-- start PROVIDED DATA --
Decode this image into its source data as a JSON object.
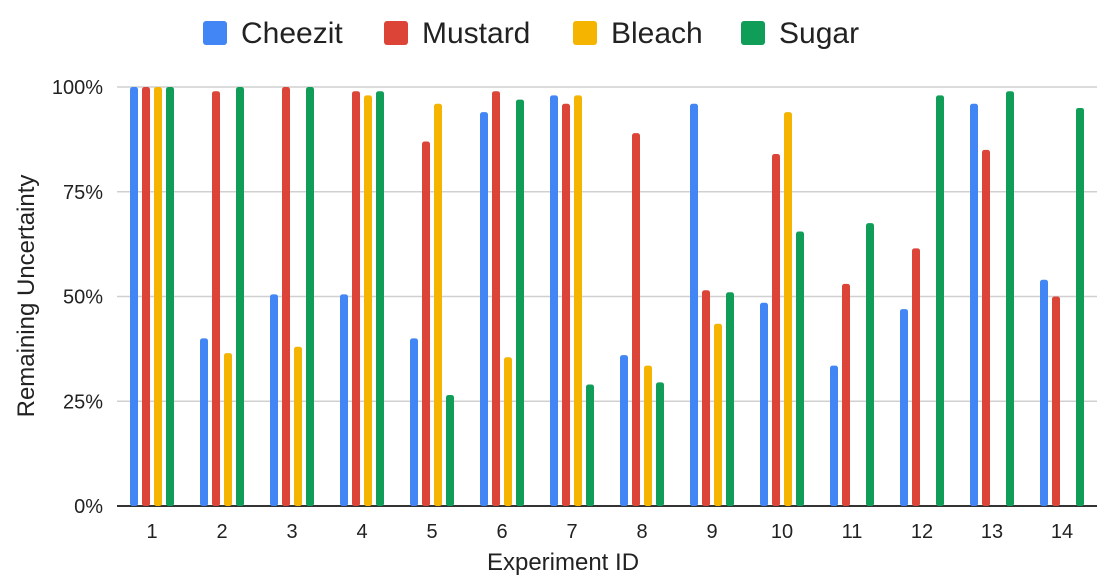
{
  "chart_data": {
    "type": "bar",
    "title": "",
    "xlabel": "Experiment ID",
    "ylabel": "Remaining Uncertainty",
    "ylim": [
      0,
      100
    ],
    "yticks": [
      "0%",
      "25%",
      "50%",
      "75%",
      "100%"
    ],
    "grid": true,
    "legend_position": "top-center",
    "categories": [
      "1",
      "2",
      "3",
      "4",
      "5",
      "6",
      "7",
      "8",
      "9",
      "10",
      "11",
      "12",
      "13",
      "14"
    ],
    "series": [
      {
        "name": "Cheezit",
        "color": "#4285F4",
        "values": [
          100,
          40,
          50.5,
          50.5,
          40,
          94,
          98,
          36,
          96,
          48.5,
          33.5,
          47,
          96,
          54
        ]
      },
      {
        "name": "Mustard",
        "color": "#DB4437",
        "values": [
          100,
          99,
          100,
          99,
          87,
          99,
          96,
          89,
          51.5,
          84,
          53,
          61.5,
          85,
          50
        ]
      },
      {
        "name": "Bleach",
        "color": "#F4B400",
        "values": [
          100,
          36.5,
          38,
          98,
          96,
          35.5,
          98,
          33.5,
          43.5,
          94,
          null,
          null,
          null,
          null
        ]
      },
      {
        "name": "Sugar",
        "color": "#0F9D58",
        "values": [
          100,
          100,
          100,
          99,
          26.5,
          97,
          29,
          29.5,
          51,
          65.5,
          67.5,
          98,
          99,
          95
        ]
      }
    ]
  }
}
-- end PROVIDED DATA --
> **REQUIREMENTS**: Each line that has the word "name" counts once. How many such lines are in the data? Give the number alone.

> **OUTPUT OF THE TASK**: 4